START SUPPLIED DATA

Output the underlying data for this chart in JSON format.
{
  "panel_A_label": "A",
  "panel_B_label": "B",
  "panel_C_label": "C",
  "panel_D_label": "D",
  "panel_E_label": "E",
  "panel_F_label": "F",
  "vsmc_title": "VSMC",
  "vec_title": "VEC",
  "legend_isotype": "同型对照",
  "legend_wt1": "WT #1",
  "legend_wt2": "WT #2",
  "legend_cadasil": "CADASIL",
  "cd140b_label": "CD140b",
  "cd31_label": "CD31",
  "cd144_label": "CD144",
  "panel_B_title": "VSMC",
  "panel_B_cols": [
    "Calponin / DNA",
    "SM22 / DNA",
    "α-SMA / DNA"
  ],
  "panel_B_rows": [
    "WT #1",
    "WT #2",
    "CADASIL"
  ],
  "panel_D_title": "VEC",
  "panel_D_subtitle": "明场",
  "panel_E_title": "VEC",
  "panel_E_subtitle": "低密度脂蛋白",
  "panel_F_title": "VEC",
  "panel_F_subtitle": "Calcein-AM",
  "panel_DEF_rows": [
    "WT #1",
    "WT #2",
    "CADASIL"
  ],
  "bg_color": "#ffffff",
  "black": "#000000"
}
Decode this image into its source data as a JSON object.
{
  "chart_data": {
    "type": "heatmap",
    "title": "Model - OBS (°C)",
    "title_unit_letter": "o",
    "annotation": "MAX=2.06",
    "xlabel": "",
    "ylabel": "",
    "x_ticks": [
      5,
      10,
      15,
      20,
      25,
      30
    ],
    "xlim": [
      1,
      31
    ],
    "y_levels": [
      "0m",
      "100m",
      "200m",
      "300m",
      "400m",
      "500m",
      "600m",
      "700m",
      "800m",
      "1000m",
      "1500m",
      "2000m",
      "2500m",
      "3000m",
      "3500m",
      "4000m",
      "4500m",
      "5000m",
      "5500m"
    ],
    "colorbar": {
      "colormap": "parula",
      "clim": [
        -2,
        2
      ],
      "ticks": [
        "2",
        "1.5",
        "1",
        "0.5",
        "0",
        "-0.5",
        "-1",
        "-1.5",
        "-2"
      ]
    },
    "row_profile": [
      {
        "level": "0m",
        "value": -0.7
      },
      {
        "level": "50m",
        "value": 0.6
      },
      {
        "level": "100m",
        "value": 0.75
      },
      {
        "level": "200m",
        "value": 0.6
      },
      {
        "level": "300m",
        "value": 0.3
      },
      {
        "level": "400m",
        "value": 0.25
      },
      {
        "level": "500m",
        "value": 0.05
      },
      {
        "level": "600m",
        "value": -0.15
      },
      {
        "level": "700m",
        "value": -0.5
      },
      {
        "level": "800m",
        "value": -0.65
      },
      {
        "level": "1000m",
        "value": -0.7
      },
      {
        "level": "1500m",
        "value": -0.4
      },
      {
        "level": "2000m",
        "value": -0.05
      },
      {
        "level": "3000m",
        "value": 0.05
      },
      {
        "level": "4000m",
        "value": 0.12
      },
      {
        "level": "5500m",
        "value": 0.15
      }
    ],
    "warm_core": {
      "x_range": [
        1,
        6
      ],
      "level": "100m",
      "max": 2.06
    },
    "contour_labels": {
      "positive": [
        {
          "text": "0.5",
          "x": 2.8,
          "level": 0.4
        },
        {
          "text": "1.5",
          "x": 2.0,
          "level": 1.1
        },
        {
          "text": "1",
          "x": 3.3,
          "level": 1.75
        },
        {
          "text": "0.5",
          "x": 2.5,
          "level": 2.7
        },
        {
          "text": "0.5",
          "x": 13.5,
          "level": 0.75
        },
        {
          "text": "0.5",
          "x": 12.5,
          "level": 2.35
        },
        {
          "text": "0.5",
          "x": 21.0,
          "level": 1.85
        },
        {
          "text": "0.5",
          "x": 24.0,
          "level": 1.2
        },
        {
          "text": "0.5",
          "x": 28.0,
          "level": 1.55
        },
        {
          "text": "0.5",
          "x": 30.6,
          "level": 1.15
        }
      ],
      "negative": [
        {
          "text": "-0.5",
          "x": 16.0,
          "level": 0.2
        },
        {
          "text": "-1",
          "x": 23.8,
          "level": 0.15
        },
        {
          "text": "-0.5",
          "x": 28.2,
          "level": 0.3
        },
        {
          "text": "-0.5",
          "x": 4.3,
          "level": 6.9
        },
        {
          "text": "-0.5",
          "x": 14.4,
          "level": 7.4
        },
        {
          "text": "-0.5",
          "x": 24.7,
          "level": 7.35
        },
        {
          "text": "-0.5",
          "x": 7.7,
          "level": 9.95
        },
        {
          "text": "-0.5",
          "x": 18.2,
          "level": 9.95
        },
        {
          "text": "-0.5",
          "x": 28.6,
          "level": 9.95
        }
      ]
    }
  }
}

END SUPPLIED DATA

### [PROBLEM TO WORK ON]
Print the whole listing again, exactly.

### [EXERCISE OUTPUT]
Output the underlying data for this chart in JSON format.
{
  "panel_A_label": "A",
  "panel_B_label": "B",
  "panel_C_label": "C",
  "panel_D_label": "D",
  "panel_E_label": "E",
  "panel_F_label": "F",
  "vsmc_title": "VSMC",
  "vec_title": "VEC",
  "legend_isotype": "同型对照",
  "legend_wt1": "WT #1",
  "legend_wt2": "WT #2",
  "legend_cadasil": "CADASIL",
  "cd140b_label": "CD140b",
  "cd31_label": "CD31",
  "cd144_label": "CD144",
  "panel_B_title": "VSMC",
  "panel_B_cols": [
    "Calponin / DNA",
    "SM22 / DNA",
    "α-SMA / DNA"
  ],
  "panel_B_rows": [
    "WT #1",
    "WT #2",
    "CADASIL"
  ],
  "panel_D_title": "VEC",
  "panel_D_subtitle": "明场",
  "panel_E_title": "VEC",
  "panel_E_subtitle": "低密度脂蛋白",
  "panel_F_title": "VEC",
  "panel_F_subtitle": "Calcein-AM",
  "panel_DEF_rows": [
    "WT #1",
    "WT #2",
    "CADASIL"
  ],
  "bg_color": "#ffffff",
  "black": "#000000"
}
Decode this image into its source data as a JSON object.
{
  "chart_data": {
    "type": "heatmap",
    "title": "Model - OBS (°C)",
    "title_unit_letter": "o",
    "annotation": "MAX=2.06",
    "xlabel": "",
    "ylabel": "",
    "x_ticks": [
      5,
      10,
      15,
      20,
      25,
      30
    ],
    "xlim": [
      1,
      31
    ],
    "y_levels": [
      "0m",
      "100m",
      "200m",
      "300m",
      "400m",
      "500m",
      "600m",
      "700m",
      "800m",
      "1000m",
      "1500m",
      "2000m",
      "2500m",
      "3000m",
      "3500m",
      "4000m",
      "4500m",
      "5000m",
      "5500m"
    ],
    "colorbar": {
      "colormap": "parula",
      "clim": [
        -2,
        2
      ],
      "ticks": [
        "2",
        "1.5",
        "1",
        "0.5",
        "0",
        "-0.5",
        "-1",
        "-1.5",
        "-2"
      ]
    },
    "row_profile": [
      {
        "level": "0m",
        "value": -0.7
      },
      {
        "level": "50m",
        "value": 0.6
      },
      {
        "level": "100m",
        "value": 0.75
      },
      {
        "level": "200m",
        "value": 0.6
      },
      {
        "level": "300m",
        "value": 0.3
      },
      {
        "level": "400m",
        "value": 0.25
      },
      {
        "level": "500m",
        "value": 0.05
      },
      {
        "level": "600m",
        "value": -0.15
      },
      {
        "level": "700m",
        "value": -0.5
      },
      {
        "level": "800m",
        "value": -0.65
      },
      {
        "level": "1000m",
        "value": -0.7
      },
      {
        "level": "1500m",
        "value": -0.4
      },
      {
        "level": "2000m",
        "value": -0.05
      },
      {
        "level": "3000m",
        "value": 0.05
      },
      {
        "level": "4000m",
        "value": 0.12
      },
      {
        "level": "5500m",
        "value": 0.15
      }
    ],
    "warm_core": {
      "x_range": [
        1,
        6
      ],
      "level": "100m",
      "max": 2.06
    },
    "contour_labels": {
      "positive": [
        {
          "text": "0.5",
          "x": 2.8,
          "level": 0.4
        },
        {
          "text": "1.5",
          "x": 2.0,
          "level": 1.1
        },
        {
          "text": "1",
          "x": 3.3,
          "level": 1.75
        },
        {
          "text": "0.5",
          "x": 2.5,
          "level": 2.7
        },
        {
          "text": "0.5",
          "x": 13.5,
          "level": 0.75
        },
        {
          "text": "0.5",
          "x": 12.5,
          "level": 2.35
        },
        {
          "text": "0.5",
          "x": 21.0,
          "level": 1.85
        },
        {
          "text": "0.5",
          "x": 24.0,
          "level": 1.2
        },
        {
          "text": "0.5",
          "x": 28.0,
          "level": 1.55
        },
        {
          "text": "0.5",
          "x": 30.6,
          "level": 1.15
        }
      ],
      "negative": [
        {
          "text": "-0.5",
          "x": 16.0,
          "level": 0.2
        },
        {
          "text": "-1",
          "x": 23.8,
          "level": 0.15
        },
        {
          "text": "-0.5",
          "x": 28.2,
          "level": 0.3
        },
        {
          "text": "-0.5",
          "x": 4.3,
          "level": 6.9
        },
        {
          "text": "-0.5",
          "x": 14.4,
          "level": 7.4
        },
        {
          "text": "-0.5",
          "x": 24.7,
          "level": 7.35
        },
        {
          "text": "-0.5",
          "x": 7.7,
          "level": 9.95
        },
        {
          "text": "-0.5",
          "x": 18.2,
          "level": 9.95
        },
        {
          "text": "-0.5",
          "x": 28.6,
          "level": 9.95
        }
      ]
    }
  }
}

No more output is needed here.